[Stored data]
* START *

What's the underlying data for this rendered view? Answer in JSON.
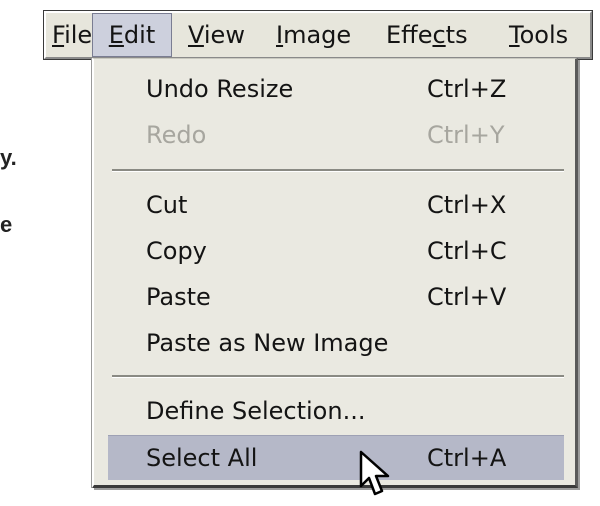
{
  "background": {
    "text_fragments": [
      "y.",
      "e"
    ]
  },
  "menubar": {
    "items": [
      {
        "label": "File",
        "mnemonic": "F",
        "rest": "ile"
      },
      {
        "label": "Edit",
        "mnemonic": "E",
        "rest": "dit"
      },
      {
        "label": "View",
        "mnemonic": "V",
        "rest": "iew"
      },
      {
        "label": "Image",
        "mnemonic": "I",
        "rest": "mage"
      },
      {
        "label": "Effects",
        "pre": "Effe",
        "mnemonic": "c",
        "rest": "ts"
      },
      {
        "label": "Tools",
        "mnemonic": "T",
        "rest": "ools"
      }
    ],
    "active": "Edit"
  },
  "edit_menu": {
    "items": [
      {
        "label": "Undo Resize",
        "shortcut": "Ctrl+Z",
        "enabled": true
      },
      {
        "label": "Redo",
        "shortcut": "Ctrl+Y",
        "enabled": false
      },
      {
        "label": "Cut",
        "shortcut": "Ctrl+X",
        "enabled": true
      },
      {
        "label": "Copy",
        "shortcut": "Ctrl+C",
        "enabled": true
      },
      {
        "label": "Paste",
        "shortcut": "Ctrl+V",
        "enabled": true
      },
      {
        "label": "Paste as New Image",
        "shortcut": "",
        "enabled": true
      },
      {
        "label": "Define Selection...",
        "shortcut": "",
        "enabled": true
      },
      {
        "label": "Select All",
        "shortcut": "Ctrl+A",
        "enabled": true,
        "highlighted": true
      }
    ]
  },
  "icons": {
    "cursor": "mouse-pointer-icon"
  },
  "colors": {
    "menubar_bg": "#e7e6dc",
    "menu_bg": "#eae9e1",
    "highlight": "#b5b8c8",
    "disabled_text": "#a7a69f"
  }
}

* END *

→ AIM: Using the listing, collect all lines in which the string "mnemonic" is found.

→ THE REPLY:
        "mnemonic": "F",
        "mnemonic": "E",
        "mnemonic": "V",
        "mnemonic": "I",
        "mnemonic": "c",
        "mnemonic": "T",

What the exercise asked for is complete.